## Given task
Gather every line that includes the word "JSON", please.
⟨
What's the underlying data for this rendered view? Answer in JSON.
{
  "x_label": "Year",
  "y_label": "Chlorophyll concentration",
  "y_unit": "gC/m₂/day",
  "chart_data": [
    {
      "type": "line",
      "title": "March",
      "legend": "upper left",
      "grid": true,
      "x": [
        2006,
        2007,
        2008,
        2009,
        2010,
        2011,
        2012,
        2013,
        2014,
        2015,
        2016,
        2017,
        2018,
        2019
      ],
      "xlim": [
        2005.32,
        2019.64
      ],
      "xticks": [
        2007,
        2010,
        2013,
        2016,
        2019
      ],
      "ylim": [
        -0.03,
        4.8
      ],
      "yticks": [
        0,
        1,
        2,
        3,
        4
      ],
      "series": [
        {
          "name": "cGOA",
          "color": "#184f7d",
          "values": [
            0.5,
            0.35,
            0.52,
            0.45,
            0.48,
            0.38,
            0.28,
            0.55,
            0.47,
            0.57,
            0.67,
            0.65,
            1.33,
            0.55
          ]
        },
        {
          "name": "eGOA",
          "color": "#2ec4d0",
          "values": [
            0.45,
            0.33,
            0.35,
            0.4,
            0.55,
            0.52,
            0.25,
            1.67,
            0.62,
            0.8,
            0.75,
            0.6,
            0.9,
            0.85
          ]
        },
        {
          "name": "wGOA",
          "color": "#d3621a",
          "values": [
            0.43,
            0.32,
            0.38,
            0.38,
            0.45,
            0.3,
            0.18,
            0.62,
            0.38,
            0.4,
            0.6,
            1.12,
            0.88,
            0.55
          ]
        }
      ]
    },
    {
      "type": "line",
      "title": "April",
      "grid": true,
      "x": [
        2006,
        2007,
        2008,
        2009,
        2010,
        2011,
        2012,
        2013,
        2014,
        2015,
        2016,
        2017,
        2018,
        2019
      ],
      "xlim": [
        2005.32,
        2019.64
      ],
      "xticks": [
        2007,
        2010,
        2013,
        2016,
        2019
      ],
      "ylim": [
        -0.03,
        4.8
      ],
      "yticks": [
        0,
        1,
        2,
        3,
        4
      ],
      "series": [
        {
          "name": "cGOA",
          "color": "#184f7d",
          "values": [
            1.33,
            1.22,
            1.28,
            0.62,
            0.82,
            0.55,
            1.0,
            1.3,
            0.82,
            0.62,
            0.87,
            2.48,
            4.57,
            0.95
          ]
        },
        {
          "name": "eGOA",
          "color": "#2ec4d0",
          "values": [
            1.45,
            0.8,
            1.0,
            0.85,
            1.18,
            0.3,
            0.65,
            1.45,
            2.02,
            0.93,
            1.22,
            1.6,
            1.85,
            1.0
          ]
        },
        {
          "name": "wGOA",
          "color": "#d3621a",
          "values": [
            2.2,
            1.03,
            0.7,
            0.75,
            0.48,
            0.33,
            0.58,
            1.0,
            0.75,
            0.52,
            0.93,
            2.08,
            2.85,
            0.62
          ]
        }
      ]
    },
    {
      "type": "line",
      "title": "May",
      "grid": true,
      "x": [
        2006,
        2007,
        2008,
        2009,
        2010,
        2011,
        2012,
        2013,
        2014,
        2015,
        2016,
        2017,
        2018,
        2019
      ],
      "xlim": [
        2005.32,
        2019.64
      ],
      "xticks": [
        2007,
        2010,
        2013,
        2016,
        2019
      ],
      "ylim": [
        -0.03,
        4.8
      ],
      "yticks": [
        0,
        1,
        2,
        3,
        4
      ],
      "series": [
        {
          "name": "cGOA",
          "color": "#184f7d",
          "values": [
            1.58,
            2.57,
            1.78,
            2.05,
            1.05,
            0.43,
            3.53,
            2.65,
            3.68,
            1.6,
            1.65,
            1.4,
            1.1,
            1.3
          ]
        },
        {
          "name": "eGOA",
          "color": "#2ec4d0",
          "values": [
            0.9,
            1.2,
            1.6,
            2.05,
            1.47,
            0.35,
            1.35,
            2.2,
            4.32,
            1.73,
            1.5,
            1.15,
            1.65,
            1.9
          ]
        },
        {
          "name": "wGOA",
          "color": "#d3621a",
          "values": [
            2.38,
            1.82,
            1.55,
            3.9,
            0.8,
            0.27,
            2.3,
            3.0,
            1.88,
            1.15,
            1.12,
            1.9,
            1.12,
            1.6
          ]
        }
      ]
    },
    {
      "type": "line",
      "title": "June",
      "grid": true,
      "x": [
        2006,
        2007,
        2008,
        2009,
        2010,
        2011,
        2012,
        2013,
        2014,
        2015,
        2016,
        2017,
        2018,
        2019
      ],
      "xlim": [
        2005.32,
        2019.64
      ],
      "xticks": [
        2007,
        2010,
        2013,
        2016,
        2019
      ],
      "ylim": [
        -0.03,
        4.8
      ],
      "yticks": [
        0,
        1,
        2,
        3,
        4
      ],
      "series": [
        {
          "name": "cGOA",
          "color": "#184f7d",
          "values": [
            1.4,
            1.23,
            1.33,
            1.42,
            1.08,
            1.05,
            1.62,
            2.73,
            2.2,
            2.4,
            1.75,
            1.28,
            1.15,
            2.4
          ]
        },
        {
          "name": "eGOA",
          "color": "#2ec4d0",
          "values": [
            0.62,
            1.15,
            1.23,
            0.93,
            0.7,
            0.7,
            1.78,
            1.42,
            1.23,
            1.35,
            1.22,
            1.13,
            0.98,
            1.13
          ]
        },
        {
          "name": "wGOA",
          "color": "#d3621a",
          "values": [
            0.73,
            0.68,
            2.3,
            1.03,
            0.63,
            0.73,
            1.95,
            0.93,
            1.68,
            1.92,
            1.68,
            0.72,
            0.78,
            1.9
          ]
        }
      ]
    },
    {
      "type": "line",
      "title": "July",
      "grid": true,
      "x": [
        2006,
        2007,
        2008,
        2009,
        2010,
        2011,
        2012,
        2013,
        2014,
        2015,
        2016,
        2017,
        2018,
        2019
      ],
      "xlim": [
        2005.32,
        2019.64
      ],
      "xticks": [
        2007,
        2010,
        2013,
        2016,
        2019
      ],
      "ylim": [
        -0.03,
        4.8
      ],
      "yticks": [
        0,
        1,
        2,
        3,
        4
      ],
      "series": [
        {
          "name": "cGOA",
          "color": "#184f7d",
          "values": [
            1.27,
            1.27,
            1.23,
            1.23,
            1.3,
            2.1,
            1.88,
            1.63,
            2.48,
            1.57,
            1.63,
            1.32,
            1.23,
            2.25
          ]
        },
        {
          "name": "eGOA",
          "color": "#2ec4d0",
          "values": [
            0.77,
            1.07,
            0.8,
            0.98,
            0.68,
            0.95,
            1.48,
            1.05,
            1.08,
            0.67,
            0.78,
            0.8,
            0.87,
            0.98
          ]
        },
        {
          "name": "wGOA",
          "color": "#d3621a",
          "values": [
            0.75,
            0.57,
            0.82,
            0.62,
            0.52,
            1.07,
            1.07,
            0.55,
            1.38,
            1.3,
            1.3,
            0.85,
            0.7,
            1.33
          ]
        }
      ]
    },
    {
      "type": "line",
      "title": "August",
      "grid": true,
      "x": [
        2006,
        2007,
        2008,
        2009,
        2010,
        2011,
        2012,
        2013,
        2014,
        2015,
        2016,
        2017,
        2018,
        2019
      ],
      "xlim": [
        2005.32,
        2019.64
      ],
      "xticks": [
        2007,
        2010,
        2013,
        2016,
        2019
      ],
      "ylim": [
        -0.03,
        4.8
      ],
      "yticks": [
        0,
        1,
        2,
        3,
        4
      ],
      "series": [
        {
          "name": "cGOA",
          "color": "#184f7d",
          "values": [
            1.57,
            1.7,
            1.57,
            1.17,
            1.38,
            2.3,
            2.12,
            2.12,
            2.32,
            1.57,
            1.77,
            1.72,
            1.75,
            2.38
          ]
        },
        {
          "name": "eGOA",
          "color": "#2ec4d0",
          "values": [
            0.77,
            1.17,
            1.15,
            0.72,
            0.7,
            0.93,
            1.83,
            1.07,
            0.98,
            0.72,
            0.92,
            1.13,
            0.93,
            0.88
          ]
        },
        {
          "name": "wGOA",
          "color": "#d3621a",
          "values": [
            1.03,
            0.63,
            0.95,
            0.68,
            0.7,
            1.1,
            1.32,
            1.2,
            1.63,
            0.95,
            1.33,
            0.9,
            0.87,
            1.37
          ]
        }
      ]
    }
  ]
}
⟩
⟨
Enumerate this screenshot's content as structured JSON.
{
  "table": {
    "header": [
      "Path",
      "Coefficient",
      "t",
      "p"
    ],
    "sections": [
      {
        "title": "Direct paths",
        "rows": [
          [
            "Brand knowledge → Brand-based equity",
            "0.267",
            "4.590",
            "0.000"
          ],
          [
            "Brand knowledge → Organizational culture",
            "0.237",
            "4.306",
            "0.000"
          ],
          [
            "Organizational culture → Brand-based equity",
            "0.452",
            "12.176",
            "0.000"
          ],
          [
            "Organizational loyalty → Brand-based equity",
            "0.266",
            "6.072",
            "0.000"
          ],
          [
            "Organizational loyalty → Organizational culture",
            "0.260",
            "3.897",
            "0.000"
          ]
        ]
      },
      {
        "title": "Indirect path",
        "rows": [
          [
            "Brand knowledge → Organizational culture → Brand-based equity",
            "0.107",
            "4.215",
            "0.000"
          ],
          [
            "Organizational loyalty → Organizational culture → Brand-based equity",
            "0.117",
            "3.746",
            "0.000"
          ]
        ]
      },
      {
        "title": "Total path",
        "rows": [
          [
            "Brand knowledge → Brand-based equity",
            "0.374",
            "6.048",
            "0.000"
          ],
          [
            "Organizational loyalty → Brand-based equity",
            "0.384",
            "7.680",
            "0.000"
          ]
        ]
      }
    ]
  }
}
⟩
## Response to the exercise
What's the underlying data for this rendered view? Answer in JSON.
Enumerate this screenshot's content as structured JSON.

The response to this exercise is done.